* **THE EXERCISE**: All the data below goes into the copy word for word, but the pictures don't.

(begin)

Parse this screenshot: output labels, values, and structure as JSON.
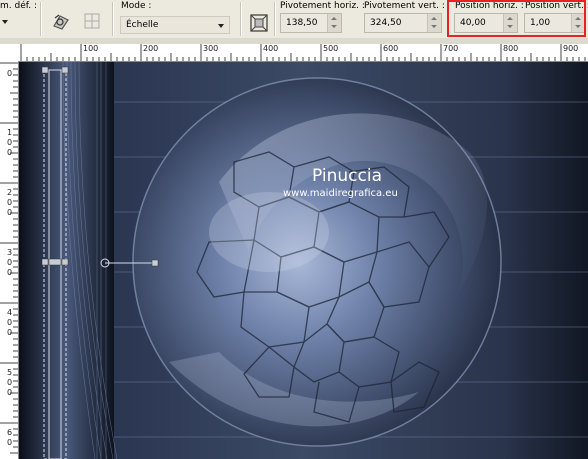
{
  "toolbar": {
    "preset_label": "m. déf. :",
    "mode_label": "Mode :",
    "mode_value": "Échelle",
    "pivot_h_label": "Pivotement horiz. :",
    "pivot_h_value": "138,50",
    "pivot_v_label": "Pivotement vert. :",
    "pivot_v_value": "324,50",
    "pos_h_label": "Position horiz. :",
    "pos_h_value": "40,00",
    "pos_v_label": "Position vert. :",
    "pos_v_value": "1,00"
  },
  "ruler": {
    "h_ticks": [
      "100",
      "200",
      "300",
      "400",
      "500",
      "600",
      "700",
      "800",
      "900"
    ],
    "v_ticks": [
      [
        "0"
      ],
      [
        "1",
        "0",
        "0"
      ],
      [
        "2",
        "0",
        "0"
      ],
      [
        "3",
        "0",
        "0"
      ],
      [
        "4",
        "0",
        "0"
      ],
      [
        "5",
        "0",
        "0"
      ],
      [
        "6",
        "0"
      ]
    ]
  },
  "canvas": {
    "watermark_title": "Pinuccia",
    "watermark_url": "www.maidiregrafica.eu"
  },
  "colors": {
    "highlight": "#e8231f",
    "toolbar_bg": "#ece9df",
    "canvas_dark": "#141a28",
    "canvas_blue": "#8aa0c8"
  }
}
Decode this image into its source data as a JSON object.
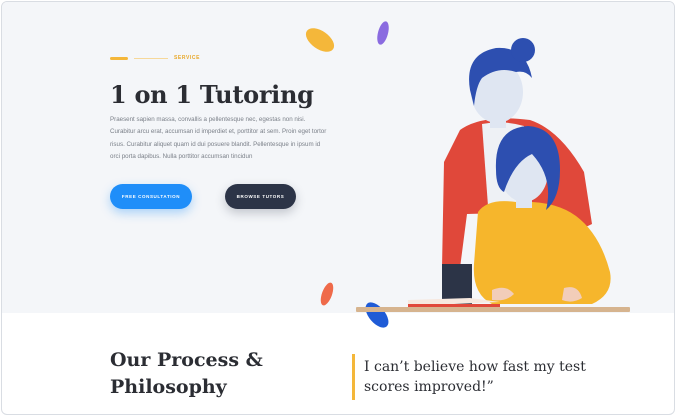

(end)

* **OUTPUT BELOW**:
Parse this screenshot: output labels, values, and structure as JSON.
{
  "toolbar": {
    "preset_label": "m. déf. :",
    "mode_label": "Mode :",
    "mode_value": "Échelle",
    "pivot_h_label": "Pivotement horiz. :",
    "pivot_h_value": "138,50",
    "pivot_v_label": "Pivotement vert. :",
    "pivot_v_value": "324,50",
    "pos_h_label": "Position horiz. :",
    "pos_h_value": "40,00",
    "pos_v_label": "Position vert. :",
    "pos_v_value": "1,00"
  },
  "ruler": {
    "h_ticks": [
      "100",
      "200",
      "300",
      "400",
      "500",
      "600",
      "700",
      "800",
      "900"
    ],
    "v_ticks": [
      [
        "0"
      ],
      [
        "1",
        "0",
        "0"
      ],
      [
        "2",
        "0",
        "0"
      ],
      [
        "3",
        "0",
        "0"
      ],
      [
        "4",
        "0",
        "0"
      ],
      [
        "5",
        "0",
        "0"
      ],
      [
        "6",
        "0"
      ]
    ]
  },
  "canvas": {
    "watermark_title": "Pinuccia",
    "watermark_url": "www.maidiregrafica.eu"
  },
  "colors": {
    "highlight": "#e8231f",
    "toolbar_bg": "#ece9df",
    "canvas_dark": "#141a28",
    "canvas_blue": "#8aa0c8"
  }
}
Decode this image into its source data as a JSON object.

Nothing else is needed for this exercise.